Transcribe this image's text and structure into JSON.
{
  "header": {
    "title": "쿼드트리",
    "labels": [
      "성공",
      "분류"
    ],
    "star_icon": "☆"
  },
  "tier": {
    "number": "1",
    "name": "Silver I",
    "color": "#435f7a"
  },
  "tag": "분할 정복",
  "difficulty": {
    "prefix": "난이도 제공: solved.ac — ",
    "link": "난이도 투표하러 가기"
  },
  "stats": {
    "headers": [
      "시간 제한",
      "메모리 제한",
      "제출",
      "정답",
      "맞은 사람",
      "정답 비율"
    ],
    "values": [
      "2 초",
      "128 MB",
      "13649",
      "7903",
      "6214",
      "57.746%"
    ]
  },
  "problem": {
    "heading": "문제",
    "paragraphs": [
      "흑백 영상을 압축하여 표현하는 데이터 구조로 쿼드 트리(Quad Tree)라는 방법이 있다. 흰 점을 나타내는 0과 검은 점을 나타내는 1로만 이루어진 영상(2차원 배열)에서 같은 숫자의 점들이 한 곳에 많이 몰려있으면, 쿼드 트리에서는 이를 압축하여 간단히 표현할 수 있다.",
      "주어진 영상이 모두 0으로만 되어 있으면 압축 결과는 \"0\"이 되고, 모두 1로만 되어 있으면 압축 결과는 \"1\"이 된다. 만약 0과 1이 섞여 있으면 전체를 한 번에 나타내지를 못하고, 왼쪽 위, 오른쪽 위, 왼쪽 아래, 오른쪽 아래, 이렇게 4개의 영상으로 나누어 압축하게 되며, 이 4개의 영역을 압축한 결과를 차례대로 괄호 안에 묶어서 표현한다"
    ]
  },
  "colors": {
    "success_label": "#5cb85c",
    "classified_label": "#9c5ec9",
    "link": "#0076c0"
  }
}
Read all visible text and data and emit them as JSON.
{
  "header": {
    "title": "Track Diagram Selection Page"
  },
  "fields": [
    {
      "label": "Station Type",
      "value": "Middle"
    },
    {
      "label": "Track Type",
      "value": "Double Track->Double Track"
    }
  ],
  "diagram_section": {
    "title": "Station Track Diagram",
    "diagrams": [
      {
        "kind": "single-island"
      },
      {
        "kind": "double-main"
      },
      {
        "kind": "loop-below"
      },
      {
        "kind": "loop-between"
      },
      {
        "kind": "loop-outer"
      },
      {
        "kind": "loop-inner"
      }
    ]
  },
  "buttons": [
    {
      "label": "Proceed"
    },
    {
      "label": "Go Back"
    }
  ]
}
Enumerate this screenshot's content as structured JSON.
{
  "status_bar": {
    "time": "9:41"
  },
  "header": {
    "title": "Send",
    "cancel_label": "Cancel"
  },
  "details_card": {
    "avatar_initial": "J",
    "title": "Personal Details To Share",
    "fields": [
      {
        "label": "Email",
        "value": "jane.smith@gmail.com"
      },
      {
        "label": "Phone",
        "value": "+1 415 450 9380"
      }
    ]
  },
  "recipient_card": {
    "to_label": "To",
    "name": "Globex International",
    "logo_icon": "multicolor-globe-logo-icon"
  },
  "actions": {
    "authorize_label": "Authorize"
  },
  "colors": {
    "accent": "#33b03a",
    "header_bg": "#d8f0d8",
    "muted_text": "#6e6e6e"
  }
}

-=-=-=-=-

■ **Exercise aim**
Scan the data above and copy every line with "title" in it.

■ **Reply to the task**
    "title": "쿼드트리",
    "title": "Track Diagram Selection Page"
    "title": "Station Track Diagram",
    "title": "Send",
    "title": "Personal Details To Share",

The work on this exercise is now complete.